== INPUT FOR THIS TASK
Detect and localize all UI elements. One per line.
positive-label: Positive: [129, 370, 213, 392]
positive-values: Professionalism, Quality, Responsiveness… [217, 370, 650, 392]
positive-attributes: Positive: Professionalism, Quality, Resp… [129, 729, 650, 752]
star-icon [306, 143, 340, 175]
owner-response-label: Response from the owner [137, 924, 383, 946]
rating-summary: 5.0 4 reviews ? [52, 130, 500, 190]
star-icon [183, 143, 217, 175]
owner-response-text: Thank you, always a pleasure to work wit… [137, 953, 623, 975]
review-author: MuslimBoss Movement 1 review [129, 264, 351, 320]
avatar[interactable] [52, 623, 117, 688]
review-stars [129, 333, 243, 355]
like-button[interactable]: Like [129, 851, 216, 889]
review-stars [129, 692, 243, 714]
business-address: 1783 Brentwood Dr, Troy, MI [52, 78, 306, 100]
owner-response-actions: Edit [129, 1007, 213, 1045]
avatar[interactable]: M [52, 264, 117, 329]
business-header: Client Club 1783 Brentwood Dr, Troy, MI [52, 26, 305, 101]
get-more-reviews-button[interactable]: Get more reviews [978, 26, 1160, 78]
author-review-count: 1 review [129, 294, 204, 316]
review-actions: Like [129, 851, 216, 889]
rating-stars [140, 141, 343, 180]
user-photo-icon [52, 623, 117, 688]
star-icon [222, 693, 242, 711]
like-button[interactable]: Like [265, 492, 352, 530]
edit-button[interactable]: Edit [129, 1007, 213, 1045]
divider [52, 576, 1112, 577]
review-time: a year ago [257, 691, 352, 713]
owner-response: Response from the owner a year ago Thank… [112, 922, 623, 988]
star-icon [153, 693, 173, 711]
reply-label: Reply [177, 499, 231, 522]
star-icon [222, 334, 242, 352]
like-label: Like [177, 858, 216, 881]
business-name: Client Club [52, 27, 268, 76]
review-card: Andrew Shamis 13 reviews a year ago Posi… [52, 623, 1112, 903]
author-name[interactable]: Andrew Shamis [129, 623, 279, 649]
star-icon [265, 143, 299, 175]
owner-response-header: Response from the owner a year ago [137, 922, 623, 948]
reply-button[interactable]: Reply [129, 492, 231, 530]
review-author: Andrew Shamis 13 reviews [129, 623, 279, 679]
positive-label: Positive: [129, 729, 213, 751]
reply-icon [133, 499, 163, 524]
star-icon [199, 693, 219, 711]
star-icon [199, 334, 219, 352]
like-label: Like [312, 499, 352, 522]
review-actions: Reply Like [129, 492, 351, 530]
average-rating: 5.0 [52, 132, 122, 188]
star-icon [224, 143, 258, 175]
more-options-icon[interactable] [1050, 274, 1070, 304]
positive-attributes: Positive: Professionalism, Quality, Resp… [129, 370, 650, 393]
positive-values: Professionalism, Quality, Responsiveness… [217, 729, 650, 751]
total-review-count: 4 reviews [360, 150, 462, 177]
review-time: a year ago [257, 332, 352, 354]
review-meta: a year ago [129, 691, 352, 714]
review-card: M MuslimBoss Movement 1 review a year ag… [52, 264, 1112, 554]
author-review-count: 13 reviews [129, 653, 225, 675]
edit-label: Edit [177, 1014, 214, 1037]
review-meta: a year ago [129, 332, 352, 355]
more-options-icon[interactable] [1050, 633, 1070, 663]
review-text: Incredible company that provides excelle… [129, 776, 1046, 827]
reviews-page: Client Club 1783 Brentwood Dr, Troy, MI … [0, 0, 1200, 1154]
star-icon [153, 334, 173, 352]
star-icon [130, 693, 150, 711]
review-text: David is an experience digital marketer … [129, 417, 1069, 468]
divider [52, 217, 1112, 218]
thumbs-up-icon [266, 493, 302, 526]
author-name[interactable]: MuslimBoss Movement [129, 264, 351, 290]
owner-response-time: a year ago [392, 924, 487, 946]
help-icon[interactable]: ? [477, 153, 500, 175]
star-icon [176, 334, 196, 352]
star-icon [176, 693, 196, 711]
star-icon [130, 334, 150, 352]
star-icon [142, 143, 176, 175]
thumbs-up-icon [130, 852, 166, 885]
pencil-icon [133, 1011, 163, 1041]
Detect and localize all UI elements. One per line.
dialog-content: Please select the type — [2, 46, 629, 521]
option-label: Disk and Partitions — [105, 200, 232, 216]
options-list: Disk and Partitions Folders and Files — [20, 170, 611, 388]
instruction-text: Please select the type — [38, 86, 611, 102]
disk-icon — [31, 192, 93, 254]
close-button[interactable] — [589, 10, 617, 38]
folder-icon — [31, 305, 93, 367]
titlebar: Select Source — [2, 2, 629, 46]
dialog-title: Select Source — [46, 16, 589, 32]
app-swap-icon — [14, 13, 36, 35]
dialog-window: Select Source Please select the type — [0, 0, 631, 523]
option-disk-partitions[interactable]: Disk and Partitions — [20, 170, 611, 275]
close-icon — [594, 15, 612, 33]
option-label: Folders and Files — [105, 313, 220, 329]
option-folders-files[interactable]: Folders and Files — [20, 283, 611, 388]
====
PROBLEM STATEMENT: Could you retype all of the records above, line for line, with no changes?

EXERCISE ANSWER:
Detect and localize all UI elements. One per line.
positive-label: Positive: [129, 370, 213, 392]
positive-values: Professionalism, Quality, Responsiveness… [217, 370, 650, 392]
positive-attributes: Positive: Professionalism, Quality, Resp… [129, 729, 650, 752]
star-icon [306, 143, 340, 175]
owner-response-label: Response from the owner [137, 924, 383, 946]
rating-summary: 5.0 4 reviews ? [52, 130, 500, 190]
star-icon [183, 143, 217, 175]
owner-response-text: Thank you, always a pleasure to work wit… [137, 953, 623, 975]
review-author: MuslimBoss Movement 1 review [129, 264, 351, 320]
avatar[interactable] [52, 623, 117, 688]
review-stars [129, 333, 243, 355]
like-button[interactable]: Like [129, 851, 216, 889]
review-stars [129, 692, 243, 714]
business-address: 1783 Brentwood Dr, Troy, MI [52, 78, 306, 100]
owner-response-actions: Edit [129, 1007, 213, 1045]
avatar[interactable]: M [52, 264, 117, 329]
business-header: Client Club 1783 Brentwood Dr, Troy, MI [52, 26, 305, 101]
get-more-reviews-button[interactable]: Get more reviews [978, 26, 1160, 78]
author-review-count: 1 review [129, 294, 204, 316]
review-actions: Like [129, 851, 216, 889]
rating-stars [140, 141, 343, 180]
user-photo-icon [52, 623, 117, 688]
star-icon [222, 693, 242, 711]
like-button[interactable]: Like [265, 492, 352, 530]
edit-button[interactable]: Edit [129, 1007, 213, 1045]
divider [52, 576, 1112, 577]
review-time: a year ago [257, 691, 352, 713]
owner-response: Response from the owner a year ago Thank… [112, 922, 623, 988]
star-icon [153, 693, 173, 711]
reply-label: Reply [177, 499, 231, 522]
star-icon [222, 334, 242, 352]
like-label: Like [177, 858, 216, 881]
business-name: Client Club [52, 27, 268, 76]
review-card: Andrew Shamis 13 reviews a year ago Posi… [52, 623, 1112, 903]
author-name[interactable]: Andrew Shamis [129, 623, 279, 649]
star-icon [265, 143, 299, 175]
owner-response-header: Response from the owner a year ago [137, 922, 623, 948]
reply-button[interactable]: Reply [129, 492, 231, 530]
review-author: Andrew Shamis 13 reviews [129, 623, 279, 679]
positive-label: Positive: [129, 729, 213, 751]
reply-icon [133, 499, 163, 524]
star-icon [199, 693, 219, 711]
star-icon [199, 334, 219, 352]
like-label: Like [312, 499, 352, 522]
review-actions: Reply Like [129, 492, 351, 530]
average-rating: 5.0 [52, 132, 122, 188]
star-icon [224, 143, 258, 175]
more-options-icon[interactable] [1050, 274, 1070, 304]
positive-attributes: Positive: Professionalism, Quality, Resp… [129, 370, 650, 393]
positive-values: Professionalism, Quality, Responsiveness… [217, 729, 650, 751]
total-review-count: 4 reviews [360, 150, 462, 177]
review-time: a year ago [257, 332, 352, 354]
review-meta: a year ago [129, 691, 352, 714]
review-card: M MuslimBoss Movement 1 review a year ag… [52, 264, 1112, 554]
author-review-count: 13 reviews [129, 653, 225, 675]
edit-label: Edit [177, 1014, 214, 1037]
review-meta: a year ago [129, 332, 352, 355]
more-options-icon[interactable] [1050, 633, 1070, 663]
review-text: Incredible company that provides excelle… [129, 776, 1046, 827]
reviews-page: Client Club 1783 Brentwood Dr, Troy, MI … [0, 0, 1200, 1154]
star-icon [153, 334, 173, 352]
star-icon [130, 693, 150, 711]
review-text: David is an experience digital marketer … [129, 417, 1069, 468]
divider [52, 217, 1112, 218]
thumbs-up-icon [266, 493, 302, 526]
author-name[interactable]: MuslimBoss Movement [129, 264, 351, 290]
owner-response-time: a year ago [392, 924, 487, 946]
help-icon[interactable]: ? [477, 153, 500, 175]
star-icon [176, 334, 196, 352]
star-icon [176, 693, 196, 711]
star-icon [130, 334, 150, 352]
star-icon [142, 143, 176, 175]
thumbs-up-icon [130, 852, 166, 885]
pencil-icon [133, 1011, 163, 1041]
Detect and localize all UI elements. One per line.
dialog-content: Please select the type — [2, 46, 629, 521]
option-label: Disk and Partitions — [105, 200, 232, 216]
options-list: Disk and Partitions Folders and Files — [20, 170, 611, 388]
instruction-text: Please select the type — [38, 86, 611, 102]
disk-icon — [31, 192, 93, 254]
close-button[interactable] — [589, 10, 617, 38]
folder-icon — [31, 305, 93, 367]
titlebar: Select Source — [2, 2, 629, 46]
dialog-title: Select Source — [46, 16, 589, 32]
app-swap-icon — [14, 13, 36, 35]
dialog-window: Select Source Please select the type — [0, 0, 631, 523]
option-disk-partitions[interactable]: Disk and Partitions — [20, 170, 611, 275]
close-icon — [594, 15, 612, 33]
option-label: Folders and Files — [105, 313, 220, 329]
option-folders-files[interactable]: Folders and Files — [20, 283, 611, 388]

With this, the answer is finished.